_Work instructions_:
Every record should be copied exactly, except that pictures are to be omitted.

_Supplied records_:

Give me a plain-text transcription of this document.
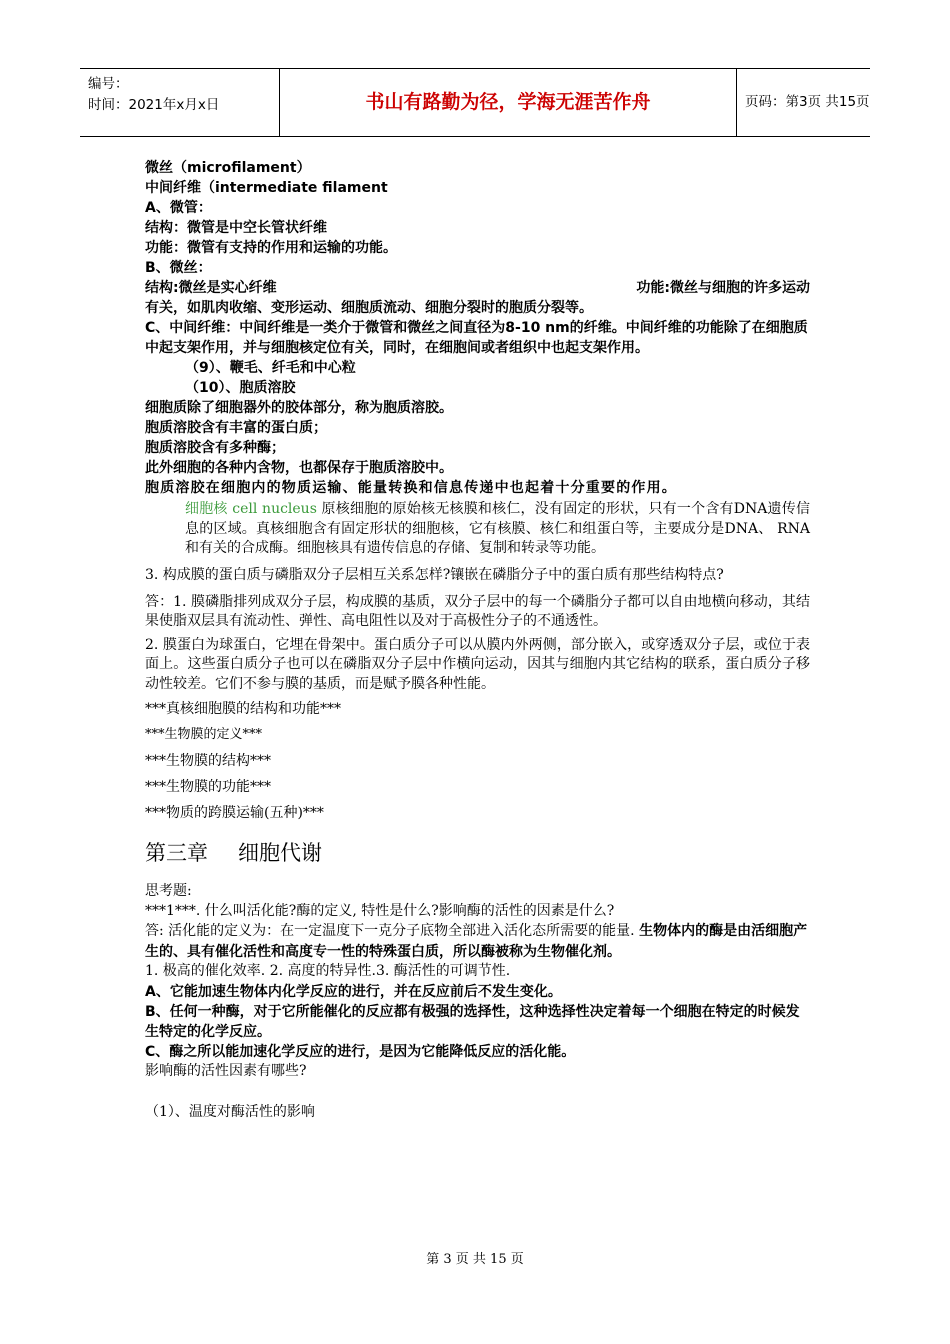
编号：
时间：2021年x月x日	书山有路勤为径，学海无涯苦作舟	页码：第3页 共15页

微丝（microfilament）

中间纤维（intermediate filament

A、微管：

结构：微管是中空长管状纤维

功能：微管有支持的作用和运输的功能。

B、微丝：

结构:微丝是实心纤维	功能:微丝与细胞的许多运动

有关，如肌肉收缩、变形运动、细胞质流动、细胞分裂时的胞质分裂等。

C、中间纤维：中间纤维是一类介于微管和微丝之间直径为8-10 nm的纤维。中间纤维的功能除了在细胞质中起支架作用，并与细胞核定位有关，同时，在细胞间或者组织中也起支架作用。

（9）、鞭毛、纤毛和中心粒

（10）、胞质溶胶

细胞质除了细胞器外的胶体部分，称为胞质溶胶。

胞质溶胶含有丰富的蛋白质；

胞质溶胶含有多种酶；

此外细胞的各种内含物，也都保存于胞质溶胶中。

胞质溶胶在细胞内的物质运输、能量转换和信息传递中也起着十分重要的作用。

细胞核 cell nucleus 原核细胞的原始核无核膜和核仁，没有固定的形状，只有一个含有DNA遗传信息的区域。真核细胞含有固定形状的细胞核，它有核膜、核仁和组蛋白等，主要成分是DNA、 RNA和有关的合成酶。细胞核具有遗传信息的存储、复制和转录等功能。

3. 构成膜的蛋白质与磷脂双分子层相互关系怎样?镶嵌在磷脂分子中的蛋白质有那些结构特点?

答：1. 膜磷脂排列成双分子层，构成膜的基质，双分子层中的每一个磷脂分子都可以自由地横向移动，其结果使脂双层具有流动性、弹性、高电阻性以及对于高极性分子的不通透性。

2. 膜蛋白为球蛋白，它埋在骨架中。蛋白质分子可以从膜内外两侧，部分嵌入，或穿透双分子层，或位于表面上。这些蛋白质分子也可以在磷脂双分子层中作横向运动，因其与细胞内其它结构的联系，蛋白质分子移动性较差。它们不参与膜的基质，而是赋予膜各种性能。

***真核细胞膜的结构和功能***

***生物膜的定义***

***生物膜的结构***

***生物膜的功能***

***物质的跨膜运输(五种)***

第三章 细胞代谢

思考题:

***1***. 什么叫活化能?酶的定义, 特性是什么?影响酶的活性的因素是什么?

答: 活化能的定义为：在一定温度下一克分子底物全部进入活化态所需要的能量. 生物体内的酶是由活细胞产生的、具有催化活性和高度专一性的特殊蛋白质，所以酶被称为生物催化剂。

1. 极高的催化效率. 2. 高度的特异性.3. 酶活性的可调节性.

A、它能加速生物体内化学反应的进行，并在反应前后不发生变化。

B、任何一种酶，对于它所能催化的反应都有极强的选择性，这种选择性决定着每一个细胞在特定的时候发生特定的化学反应。

C、酶之所以能加速化学反应的进行，是因为它能降低反应的活化能。

影响酶的活性因素有哪些?

（1）、温度对酶活性的影响

第 3 页 共 15 页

_Written response_:
Give me a plain-text transcription of this document.
编号：
时间：2021年x月x日	书山有路勤为径，学海无涯苦作舟	页码：第3页 共15页

微丝（microfilament）

中间纤维（intermediate filament

A、微管：

结构：微管是中空长管状纤维

功能：微管有支持的作用和运输的功能。

B、微丝：

结构:微丝是实心纤维	功能:微丝与细胞的许多运动

有关，如肌肉收缩、变形运动、细胞质流动、细胞分裂时的胞质分裂等。

C、中间纤维：中间纤维是一类介于微管和微丝之间直径为8-10 nm的纤维。中间纤维的功能除了在细胞质中起支架作用，并与细胞核定位有关，同时，在细胞间或者组织中也起支架作用。

（9）、鞭毛、纤毛和中心粒

（10）、胞质溶胶

细胞质除了细胞器外的胶体部分，称为胞质溶胶。

胞质溶胶含有丰富的蛋白质；

胞质溶胶含有多种酶；

此外细胞的各种内含物，也都保存于胞质溶胶中。

胞质溶胶在细胞内的物质运输、能量转换和信息传递中也起着十分重要的作用。

细胞核 cell nucleus 原核细胞的原始核无核膜和核仁，没有固定的形状，只有一个含有DNA遗传信息的区域。真核细胞含有固定形状的细胞核，它有核膜、核仁和组蛋白等，主要成分是DNA、 RNA和有关的合成酶。细胞核具有遗传信息的存储、复制和转录等功能。

3. 构成膜的蛋白质与磷脂双分子层相互关系怎样?镶嵌在磷脂分子中的蛋白质有那些结构特点?

答：1. 膜磷脂排列成双分子层，构成膜的基质，双分子层中的每一个磷脂分子都可以自由地横向移动，其结果使脂双层具有流动性、弹性、高电阻性以及对于高极性分子的不通透性。

2. 膜蛋白为球蛋白，它埋在骨架中。蛋白质分子可以从膜内外两侧，部分嵌入，或穿透双分子层，或位于表面上。这些蛋白质分子也可以在磷脂双分子层中作横向运动，因其与细胞内其它结构的联系，蛋白质分子移动性较差。它们不参与膜的基质，而是赋予膜各种性能。

***真核细胞膜的结构和功能***

***生物膜的定义***

***生物膜的结构***

***生物膜的功能***

***物质的跨膜运输(五种)***

第三章 细胞代谢

思考题:

***1***. 什么叫活化能?酶的定义, 特性是什么?影响酶的活性的因素是什么?

答: 活化能的定义为：在一定温度下一克分子底物全部进入活化态所需要的能量. 生物体内的酶是由活细胞产生的、具有催化活性和高度专一性的特殊蛋白质，所以酶被称为生物催化剂。

1. 极高的催化效率. 2. 高度的特异性.3. 酶活性的可调节性.

A、它能加速生物体内化学反应的进行，并在反应前后不发生变化。

B、任何一种酶，对于它所能催化的反应都有极强的选择性，这种选择性决定着每一个细胞在特定的时候发生特定的化学反应。

C、酶之所以能加速化学反应的进行，是因为它能降低反应的活化能。

影响酶的活性因素有哪些?

（1）、温度对酶活性的影响

第 3 页 共 15 页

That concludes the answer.